| What is needed |
Put every line of the rows below into a JSON list of strings, one string per line, and leave out any blank lines.

########

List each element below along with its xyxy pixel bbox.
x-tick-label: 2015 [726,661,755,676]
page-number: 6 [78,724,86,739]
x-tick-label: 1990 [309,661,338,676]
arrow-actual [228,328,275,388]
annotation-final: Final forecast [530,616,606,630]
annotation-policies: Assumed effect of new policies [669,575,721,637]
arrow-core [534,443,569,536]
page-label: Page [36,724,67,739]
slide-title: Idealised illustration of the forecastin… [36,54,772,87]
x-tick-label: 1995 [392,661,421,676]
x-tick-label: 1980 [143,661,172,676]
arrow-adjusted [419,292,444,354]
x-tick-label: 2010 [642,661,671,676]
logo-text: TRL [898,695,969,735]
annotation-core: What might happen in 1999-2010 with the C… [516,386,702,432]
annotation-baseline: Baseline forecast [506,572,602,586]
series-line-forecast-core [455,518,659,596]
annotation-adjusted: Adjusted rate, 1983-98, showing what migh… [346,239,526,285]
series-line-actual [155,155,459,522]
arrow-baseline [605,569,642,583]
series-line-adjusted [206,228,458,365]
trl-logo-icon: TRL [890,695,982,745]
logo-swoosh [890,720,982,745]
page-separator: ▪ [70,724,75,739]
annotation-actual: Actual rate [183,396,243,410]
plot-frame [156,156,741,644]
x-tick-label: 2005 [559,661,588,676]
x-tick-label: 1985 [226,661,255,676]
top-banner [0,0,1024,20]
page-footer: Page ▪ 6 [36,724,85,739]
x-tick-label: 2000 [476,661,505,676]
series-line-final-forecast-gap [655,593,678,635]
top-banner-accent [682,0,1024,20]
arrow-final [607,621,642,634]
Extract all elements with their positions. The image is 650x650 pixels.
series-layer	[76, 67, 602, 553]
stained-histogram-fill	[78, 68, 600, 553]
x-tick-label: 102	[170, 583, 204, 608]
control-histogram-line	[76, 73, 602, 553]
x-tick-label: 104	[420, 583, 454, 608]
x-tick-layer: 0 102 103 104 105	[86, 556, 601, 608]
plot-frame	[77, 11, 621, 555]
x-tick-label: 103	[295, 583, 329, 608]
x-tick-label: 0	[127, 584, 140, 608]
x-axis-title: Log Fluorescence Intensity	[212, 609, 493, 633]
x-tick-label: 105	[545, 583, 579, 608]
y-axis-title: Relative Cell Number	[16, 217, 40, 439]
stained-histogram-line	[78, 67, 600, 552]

########

| Result of the task |
[
  "List each element below along with its xyxy pixel bbox.",
  "x-tick-label: 2015 [726,661,755,676]",
  "page-number: 6 [78,724,86,739]",
  "x-tick-label: 1990 [309,661,338,676]",
  "arrow-actual [228,328,275,388]",
  "annotation-final: Final forecast [530,616,606,630]",
  "annotation-policies: Assumed effect of new policies [669,575,721,637]",
  "arrow-core [534,443,569,536]",
  "page-label: Page [36,724,67,739]",
  "slide-title: Idealised illustration of the forecastin… [36,54,772,87]",
  "x-tick-label: 1995 [392,661,421,676]",
  "x-tick-label: 1980 [143,661,172,676]",
  "arrow-adjusted [419,292,444,354]",
  "x-tick-label: 2010 [642,661,671,676]",
  "logo-text: TRL [898,695,969,735]",
  "annotation-core: What might happen in 1999-2010 with the C… [516,386,702,432]",
  "annotation-baseline: Baseline forecast [506,572,602,586]",
  "series-line-forecast-core [455,518,659,596]",
  "annotation-adjusted: Adjusted rate, 1983-98, showing what migh… [346,239,526,285]",
  "series-line-actual [155,155,459,522]",
  "arrow-baseline [605,569,642,583]",
  "series-line-adjusted [206,228,458,365]",
  "trl-logo-icon: TRL [890,695,982,745]",
  "logo-swoosh [890,720,982,745]",
  "page-separator: ▪ [70,724,75,739]",
  "annotation-actual: Actual rate [183,396,243,410]",
  "plot-frame [156,156,741,644]",
  "x-tick-label: 2005 [559,661,588,676]",
  "x-tick-label: 1985 [226,661,255,676]",
  "top-banner [0,0,1024,20]",
  "page-footer: Page ▪ 6 [36,724,85,739]",
  "x-tick-label: 2000 [476,661,505,676]",
  "series-line-final-forecast-gap [655,593,678,635]",
  "top-banner-accent [682,0,1024,20]",
  "arrow-final [607,621,642,634]",
  "Extract all elements with their positions. The image is 650x650 pixels.",
  "series-layer\t[76, 67, 602, 553]",
  "stained-histogram-fill\t[78, 68, 600, 553]",
  "x-tick-label: 102\t[170, 583, 204, 608]",
  "control-histogram-line\t[76, 73, 602, 553]",
  "x-tick-label: 104\t[420, 583, 454, 608]",
  "x-tick-layer: 0 102 103 104 105\t[86, 556, 601, 608]",
  "plot-frame\t[77, 11, 621, 555]",
  "x-tick-label: 103\t[295, 583, 329, 608]",
  "x-tick-label: 0\t[127, 584, 140, 608]",
  "x-axis-title: Log Fluorescence Intensity\t[212, 609, 493, 633]",
  "x-tick-label: 105\t[545, 583, 579, 608]",
  "y-axis-title: Relative Cell Number\t[16, 217, 40, 439]",
  "stained-histogram-line\t[78, 67, 600, 552]"
]